(Extracted data entries)
════════════════════
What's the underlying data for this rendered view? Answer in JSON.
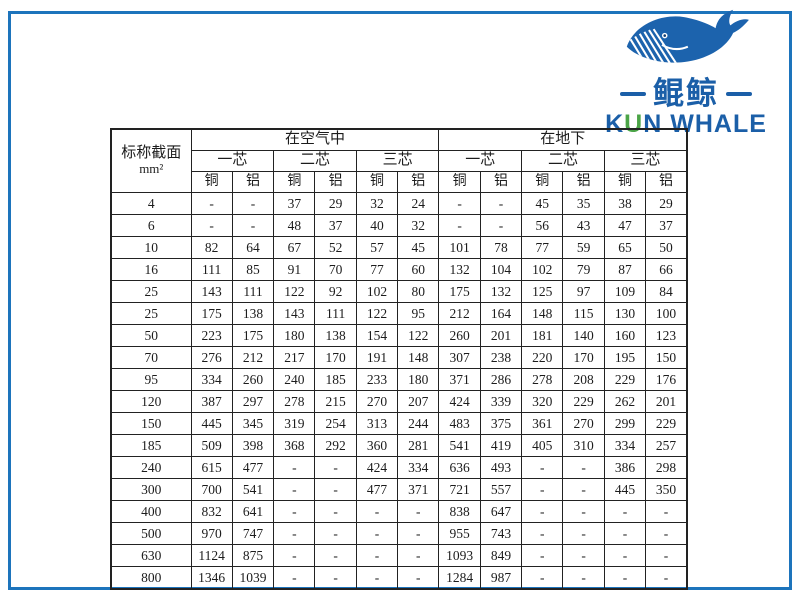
{
  "frame": {
    "border_color": "#1d74bc"
  },
  "logo": {
    "whale_icon": "whale-icon",
    "cn_name": "鲲鲸",
    "en_k": "K",
    "en_u": "U",
    "en_rest": "N WHALE",
    "brand_blue": "#1b5fa8",
    "brand_green": "#4ba447"
  },
  "table": {
    "col0_header_line1": "标称截面",
    "col0_header_line2": "mm²",
    "group_headers": [
      "在空气中",
      "在地下"
    ],
    "core_headers": [
      "一芯",
      "二芯",
      "三芯",
      "一芯",
      "二芯",
      "三芯"
    ],
    "material_headers": [
      "铜",
      "铝",
      "铜",
      "铝",
      "铜",
      "铝",
      "铜",
      "铝",
      "铜",
      "铝",
      "铜",
      "铝"
    ],
    "rows": [
      [
        "4",
        "-",
        "-",
        "37",
        "29",
        "32",
        "24",
        "-",
        "-",
        "45",
        "35",
        "38",
        "29"
      ],
      [
        "6",
        "-",
        "-",
        "48",
        "37",
        "40",
        "32",
        "-",
        "-",
        "56",
        "43",
        "47",
        "37"
      ],
      [
        "10",
        "82",
        "64",
        "67",
        "52",
        "57",
        "45",
        "101",
        "78",
        "77",
        "59",
        "65",
        "50"
      ],
      [
        "16",
        "111",
        "85",
        "91",
        "70",
        "77",
        "60",
        "132",
        "104",
        "102",
        "79",
        "87",
        "66"
      ],
      [
        "25",
        "143",
        "111",
        "122",
        "92",
        "102",
        "80",
        "175",
        "132",
        "125",
        "97",
        "109",
        "84"
      ],
      [
        "25",
        "175",
        "138",
        "143",
        "111",
        "122",
        "95",
        "212",
        "164",
        "148",
        "115",
        "130",
        "100"
      ],
      [
        "50",
        "223",
        "175",
        "180",
        "138",
        "154",
        "122",
        "260",
        "201",
        "181",
        "140",
        "160",
        "123"
      ],
      [
        "70",
        "276",
        "212",
        "217",
        "170",
        "191",
        "148",
        "307",
        "238",
        "220",
        "170",
        "195",
        "150"
      ],
      [
        "95",
        "334",
        "260",
        "240",
        "185",
        "233",
        "180",
        "371",
        "286",
        "278",
        "208",
        "229",
        "176"
      ],
      [
        "120",
        "387",
        "297",
        "278",
        "215",
        "270",
        "207",
        "424",
        "339",
        "320",
        "229",
        "262",
        "201"
      ],
      [
        "150",
        "445",
        "345",
        "319",
        "254",
        "313",
        "244",
        "483",
        "375",
        "361",
        "270",
        "299",
        "229"
      ],
      [
        "185",
        "509",
        "398",
        "368",
        "292",
        "360",
        "281",
        "541",
        "419",
        "405",
        "310",
        "334",
        "257"
      ],
      [
        "240",
        "615",
        "477",
        "-",
        "-",
        "424",
        "334",
        "636",
        "493",
        "-",
        "-",
        "386",
        "298"
      ],
      [
        "300",
        "700",
        "541",
        "-",
        "-",
        "477",
        "371",
        "721",
        "557",
        "-",
        "-",
        "445",
        "350"
      ],
      [
        "400",
        "832",
        "641",
        "-",
        "-",
        "-",
        "-",
        "838",
        "647",
        "-",
        "-",
        "-",
        "-"
      ],
      [
        "500",
        "970",
        "747",
        "-",
        "-",
        "-",
        "-",
        "955",
        "743",
        "-",
        "-",
        "-",
        "-"
      ],
      [
        "630",
        "1124",
        "875",
        "-",
        "-",
        "-",
        "-",
        "1093",
        "849",
        "-",
        "-",
        "-",
        "-"
      ],
      [
        "800",
        "1346",
        "1039",
        "-",
        "-",
        "-",
        "-",
        "1284",
        "987",
        "-",
        "-",
        "-",
        "-"
      ]
    ]
  }
}
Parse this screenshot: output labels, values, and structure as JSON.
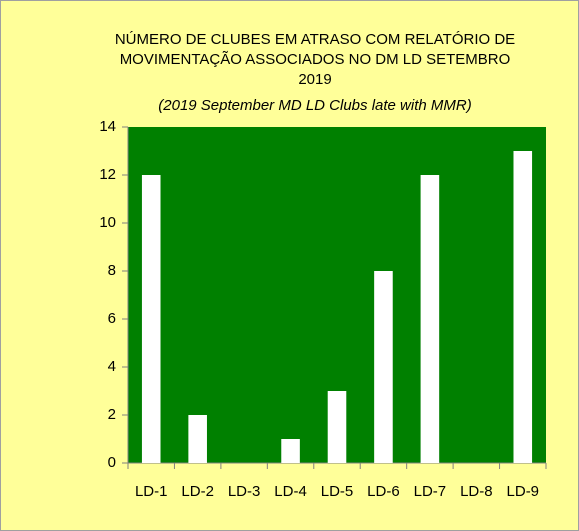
{
  "chart_data": {
    "type": "bar",
    "title": [
      "NÚMERO DE CLUBES EM ATRASO COM RELATÓRIO DE",
      "MOVIMENTAÇÃO  ASSOCIADOS NO DM LD SETEMBRO",
      "2019"
    ],
    "subtitle": "(2019 September MD LD Clubs late with MMR)",
    "categories": [
      "LD-1",
      "LD-2",
      "LD-3",
      "LD-4",
      "LD-5",
      "LD-6",
      "LD-7",
      "LD-8",
      "LD-9"
    ],
    "values": [
      12,
      2,
      0,
      1,
      3,
      8,
      12,
      0,
      13
    ],
    "color": "#ffffff",
    "plot_background": "#008000",
    "ylim": [
      0,
      14
    ],
    "yticks": [
      0,
      2,
      4,
      6,
      8,
      10,
      12,
      14
    ],
    "grid": false
  }
}
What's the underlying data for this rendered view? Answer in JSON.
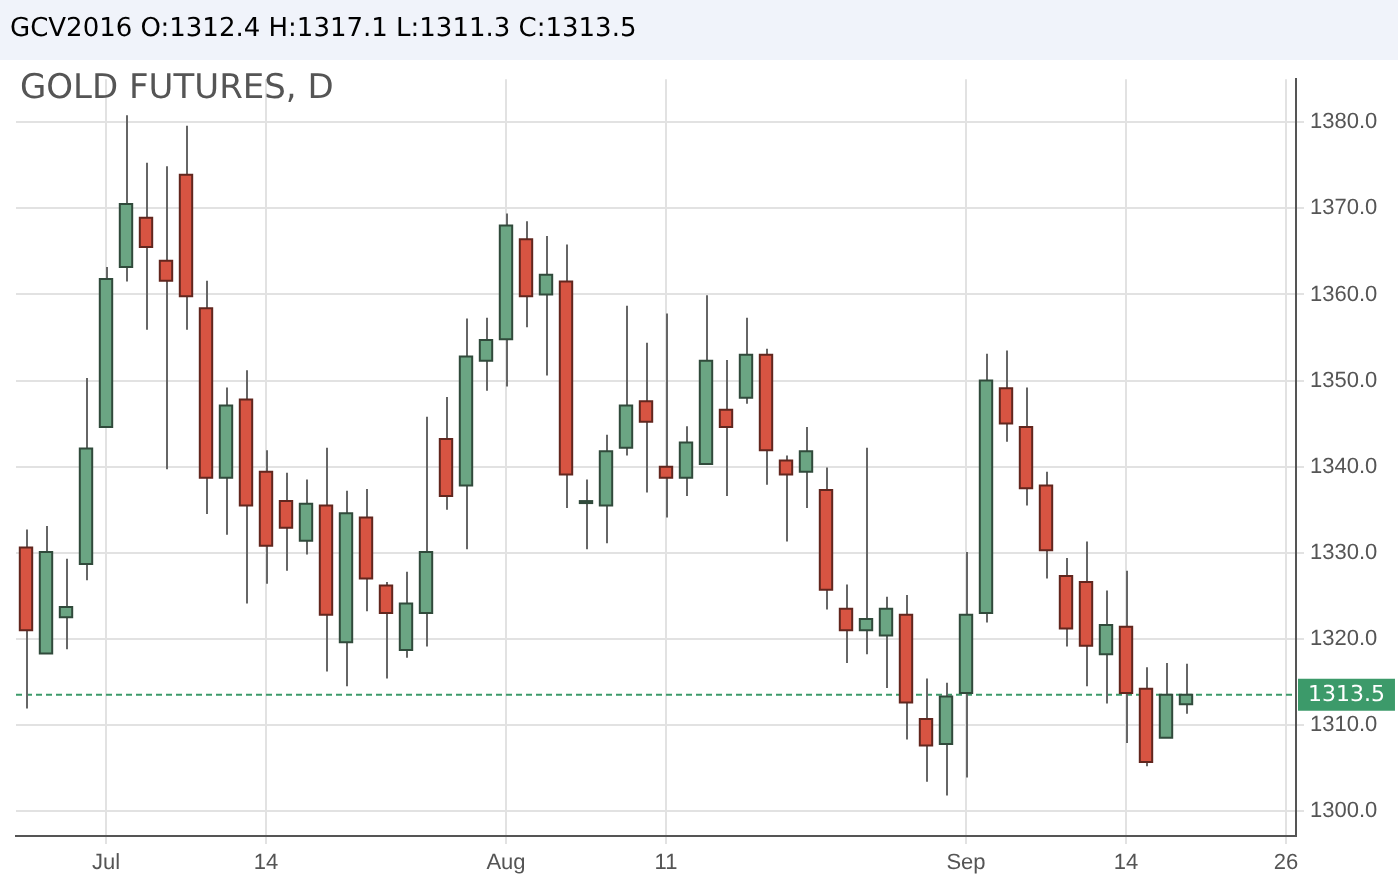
{
  "chart_data": {
    "type": "candlestick",
    "title": "GOLD FUTURES, D",
    "subtitle": "GCV2016 O:1312.4 H:1317.1 L:1311.3 C:1313.5",
    "categories": [
      null,
      null,
      null,
      null,
      "Jul",
      null,
      null,
      null,
      null,
      null,
      null,
      null,
      "14",
      null,
      null,
      null,
      null,
      null,
      null,
      null,
      null,
      null,
      null,
      null,
      "Aug",
      null,
      null,
      null,
      null,
      null,
      null,
      null,
      "11",
      null,
      null,
      null,
      null,
      null,
      null,
      null,
      null,
      null,
      null,
      null,
      null,
      null,
      null,
      "Sep",
      null,
      null,
      null,
      null,
      null,
      null,
      null,
      "14",
      null,
      null,
      null,
      null,
      null,
      null,
      null,
      "26"
    ],
    "ohlc": [
      [
        1330.6,
        1332.7,
        1311.9,
        1321.0
      ],
      [
        1318.3,
        1333.1,
        1318.3,
        1330.1
      ],
      [
        1322.5,
        1329.3,
        1318.8,
        1323.7
      ],
      [
        1328.7,
        1350.3,
        1326.8,
        1342.1
      ],
      [
        1344.6,
        1363.2,
        1344.6,
        1361.8
      ],
      [
        1363.2,
        1380.8,
        1361.5,
        1370.5
      ],
      [
        1368.9,
        1375.3,
        1355.9,
        1365.5
      ],
      [
        1363.9,
        1374.9,
        1339.7,
        1361.6
      ],
      [
        1373.9,
        1379.6,
        1355.9,
        1359.8
      ],
      [
        1358.4,
        1361.6,
        1334.5,
        1338.7
      ],
      [
        1338.7,
        1349.2,
        1332.1,
        1347.1
      ],
      [
        1347.8,
        1351.2,
        1324.1,
        1335.5
      ],
      [
        1339.4,
        1341.9,
        1326.4,
        1330.8
      ],
      [
        1336.0,
        1339.3,
        1327.9,
        1332.9
      ],
      [
        1331.4,
        1338.5,
        1329.8,
        1335.7
      ],
      [
        1335.5,
        1342.2,
        1316.2,
        1322.8
      ],
      [
        1319.6,
        1337.2,
        1314.5,
        1334.6
      ],
      [
        1334.1,
        1337.4,
        1323.2,
        1327.0
      ],
      [
        1326.2,
        1326.6,
        1315.4,
        1323.0
      ],
      [
        1318.7,
        1327.8,
        1317.8,
        1324.1
      ],
      [
        1323.0,
        1345.8,
        1319.1,
        1330.1
      ],
      [
        1343.2,
        1348.1,
        1335.0,
        1336.6
      ],
      [
        1337.8,
        1357.2,
        1330.4,
        1352.8
      ],
      [
        1352.3,
        1357.3,
        1348.8,
        1354.7
      ],
      [
        1354.8,
        1369.4,
        1349.3,
        1368.0
      ],
      [
        1366.4,
        1368.5,
        1356.2,
        1359.8
      ],
      [
        1360.0,
        1366.8,
        1350.6,
        1362.3
      ],
      [
        1361.5,
        1365.8,
        1335.2,
        1339.1
      ],
      [
        1336.0,
        1338.5,
        1330.4,
        1336.0
      ],
      [
        1335.5,
        1343.7,
        1331.1,
        1341.8
      ],
      [
        1342.2,
        1358.7,
        1341.3,
        1347.1
      ],
      [
        1347.6,
        1354.4,
        1337.0,
        1345.2
      ],
      [
        1340.0,
        1357.8,
        1334.1,
        1338.7
      ],
      [
        1338.7,
        1344.7,
        1336.6,
        1342.8
      ],
      [
        1340.3,
        1359.9,
        1340.3,
        1352.3
      ],
      [
        1346.6,
        1352.4,
        1336.6,
        1344.6
      ],
      [
        1348.0,
        1357.3,
        1347.3,
        1353.0
      ],
      [
        1353.0,
        1353.7,
        1337.9,
        1341.9
      ],
      [
        1340.7,
        1341.3,
        1331.3,
        1339.1
      ],
      [
        1339.4,
        1344.6,
        1335.2,
        1341.8
      ],
      [
        1337.3,
        1339.9,
        1323.4,
        1325.7
      ],
      [
        1323.5,
        1326.3,
        1317.2,
        1321.0
      ],
      [
        1321.0,
        1342.2,
        1318.2,
        1322.3
      ],
      [
        1320.4,
        1324.9,
        1314.3,
        1323.5
      ],
      [
        1322.8,
        1325.1,
        1308.3,
        1312.6
      ],
      [
        1310.7,
        1315.4,
        1303.4,
        1307.6
      ],
      [
        1307.8,
        1314.9,
        1301.8,
        1313.3
      ],
      [
        1313.7,
        1330.1,
        1303.9,
        1322.8
      ],
      [
        1323.0,
        1353.1,
        1321.9,
        1350.0
      ],
      [
        1349.1,
        1353.5,
        1342.9,
        1345.0
      ],
      [
        1344.6,
        1349.2,
        1335.5,
        1337.5
      ],
      [
        1337.8,
        1339.4,
        1327.0,
        1330.3
      ],
      [
        1327.3,
        1329.4,
        1319.1,
        1321.2
      ],
      [
        1326.6,
        1331.3,
        1314.5,
        1319.2
      ],
      [
        1318.2,
        1325.6,
        1312.5,
        1321.6
      ],
      [
        1321.4,
        1327.9,
        1307.9,
        1313.7
      ],
      [
        1314.2,
        1316.7,
        1305.2,
        1305.7
      ],
      [
        1308.5,
        1317.2,
        1308.5,
        1313.5
      ],
      [
        1312.4,
        1317.1,
        1311.3,
        1313.5
      ],
      null,
      null,
      null,
      null,
      null
    ],
    "colors": [
      "#d75442",
      "#6ba583",
      "#6ba583",
      "#6ba583",
      "#6ba583",
      "#6ba583",
      "#d75442",
      "#d75442",
      "#d75442",
      "#d75442",
      "#6ba583",
      "#d75442",
      "#d75442",
      "#d75442",
      "#6ba583",
      "#d75442",
      "#6ba583",
      "#d75442",
      "#d75442",
      "#6ba583",
      "#6ba583",
      "#d75442",
      "#6ba583",
      "#6ba583",
      "#6ba583",
      "#d75442",
      "#6ba583",
      "#d75442",
      "#6ba583",
      "#6ba583",
      "#6ba583",
      "#d75442",
      "#d75442",
      "#6ba583",
      "#6ba583",
      "#d75442",
      "#6ba583",
      "#d75442",
      "#d75442",
      "#6ba583",
      "#d75442",
      "#d75442",
      "#6ba583",
      "#6ba583",
      "#d75442",
      "#d75442",
      "#6ba583",
      "#6ba583",
      "#6ba583",
      "#d75442",
      "#d75442",
      "#d75442",
      "#d75442",
      "#d75442",
      "#6ba583",
      "#d75442",
      "#d75442",
      "#6ba583",
      "#6ba583",
      null,
      null,
      null,
      null,
      null
    ],
    "ylim": [
      1297.1,
      1385
    ],
    "yticks": [
      {
        "value": 1300,
        "label": "1300.0"
      },
      {
        "value": 1310,
        "label": "1310.0"
      },
      {
        "value": 1320,
        "label": "1320.0"
      },
      {
        "value": 1330,
        "label": "1330.0"
      },
      {
        "value": 1340,
        "label": "1340.0"
      },
      {
        "value": 1350,
        "label": "1350.0"
      },
      {
        "value": 1360,
        "label": "1360.0"
      },
      {
        "value": 1370,
        "label": "1370.0"
      },
      {
        "value": 1380,
        "label": "1380.0"
      }
    ],
    "ref_lines": [
      {
        "axis": "y",
        "value": 1313.5,
        "label": "1313.5",
        "color": "#3c9a6a",
        "line_style": "dashed"
      }
    ],
    "grid": true,
    "legend": false
  }
}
════════════════════
» **What is being asked**:
In the listing above, how many lines include the word "values"? Answer with the number and nothing more.

» **Exercise answer**:
2